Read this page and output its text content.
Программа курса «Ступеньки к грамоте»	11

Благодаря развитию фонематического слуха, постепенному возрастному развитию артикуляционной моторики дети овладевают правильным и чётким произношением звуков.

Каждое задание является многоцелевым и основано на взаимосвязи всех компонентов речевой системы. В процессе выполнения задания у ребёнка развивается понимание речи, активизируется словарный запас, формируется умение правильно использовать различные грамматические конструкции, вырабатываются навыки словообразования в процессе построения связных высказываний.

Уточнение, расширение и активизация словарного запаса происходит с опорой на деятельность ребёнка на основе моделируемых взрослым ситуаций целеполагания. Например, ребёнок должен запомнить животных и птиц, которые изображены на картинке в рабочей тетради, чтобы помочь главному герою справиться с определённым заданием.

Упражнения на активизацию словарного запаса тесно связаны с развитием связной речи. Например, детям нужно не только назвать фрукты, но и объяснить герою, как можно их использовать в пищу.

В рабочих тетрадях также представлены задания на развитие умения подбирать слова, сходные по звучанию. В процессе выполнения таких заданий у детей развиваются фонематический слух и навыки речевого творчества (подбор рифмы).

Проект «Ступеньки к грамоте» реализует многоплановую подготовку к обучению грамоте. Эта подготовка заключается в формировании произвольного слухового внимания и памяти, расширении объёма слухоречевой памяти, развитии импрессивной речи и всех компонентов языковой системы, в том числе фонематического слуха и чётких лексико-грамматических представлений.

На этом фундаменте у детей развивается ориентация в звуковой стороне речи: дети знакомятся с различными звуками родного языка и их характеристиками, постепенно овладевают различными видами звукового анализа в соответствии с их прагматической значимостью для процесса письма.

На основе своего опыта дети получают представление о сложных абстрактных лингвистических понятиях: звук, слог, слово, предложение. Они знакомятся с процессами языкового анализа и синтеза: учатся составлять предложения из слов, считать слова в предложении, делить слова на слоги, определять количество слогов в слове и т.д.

_ _ _ _ _ _ _

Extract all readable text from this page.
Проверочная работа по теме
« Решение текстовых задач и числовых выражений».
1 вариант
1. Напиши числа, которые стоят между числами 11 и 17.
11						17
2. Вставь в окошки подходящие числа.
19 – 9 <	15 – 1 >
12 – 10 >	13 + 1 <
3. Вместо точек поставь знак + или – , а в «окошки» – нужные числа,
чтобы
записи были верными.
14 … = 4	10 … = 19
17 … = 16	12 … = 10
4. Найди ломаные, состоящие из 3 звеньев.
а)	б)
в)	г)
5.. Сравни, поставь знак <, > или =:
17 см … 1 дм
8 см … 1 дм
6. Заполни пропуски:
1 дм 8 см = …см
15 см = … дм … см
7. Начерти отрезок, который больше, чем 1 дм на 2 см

_ _ _ _ _ _ _

-- Stated goal --
Count how many lines in the data above hold the string "слуха", and give the number with no other words.

-- Written reply --
2